Give the entries again exactly, every one of them.
***** Recorded information *****
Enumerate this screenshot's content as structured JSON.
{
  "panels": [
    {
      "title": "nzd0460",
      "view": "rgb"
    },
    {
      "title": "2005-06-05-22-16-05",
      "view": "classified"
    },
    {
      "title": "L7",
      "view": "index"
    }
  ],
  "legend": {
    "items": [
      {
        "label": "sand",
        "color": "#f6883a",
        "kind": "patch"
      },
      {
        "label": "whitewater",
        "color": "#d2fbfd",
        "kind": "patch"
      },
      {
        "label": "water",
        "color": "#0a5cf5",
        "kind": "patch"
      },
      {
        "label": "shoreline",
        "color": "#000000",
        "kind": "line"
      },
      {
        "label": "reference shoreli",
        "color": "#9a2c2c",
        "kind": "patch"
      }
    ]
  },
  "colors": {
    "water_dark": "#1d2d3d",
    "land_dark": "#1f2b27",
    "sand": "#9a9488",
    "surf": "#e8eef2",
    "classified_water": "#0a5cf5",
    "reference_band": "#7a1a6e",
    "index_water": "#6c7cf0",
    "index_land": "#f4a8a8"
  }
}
*****
→ Response below
Enumerate this screenshot's content as structured JSON.
{
  "panels": [
    {
      "title": "nzd0460",
      "view": "rgb"
    },
    {
      "title": "2005-06-05-22-16-05",
      "view": "classified"
    },
    {
      "title": "L7",
      "view": "index"
    }
  ],
  "legend": {
    "items": [
      {
        "label": "sand",
        "color": "#f6883a",
        "kind": "patch"
      },
      {
        "label": "whitewater",
        "color": "#d2fbfd",
        "kind": "patch"
      },
      {
        "label": "water",
        "color": "#0a5cf5",
        "kind": "patch"
      },
      {
        "label": "shoreline",
        "color": "#000000",
        "kind": "line"
      },
      {
        "label": "reference shoreli",
        "color": "#9a2c2c",
        "kind": "patch"
      }
    ]
  },
  "colors": {
    "water_dark": "#1d2d3d",
    "land_dark": "#1f2b27",
    "sand": "#9a9488",
    "surf": "#e8eef2",
    "classified_water": "#0a5cf5",
    "reference_band": "#7a1a6e",
    "index_water": "#6c7cf0",
    "index_land": "#f4a8a8"
  }
}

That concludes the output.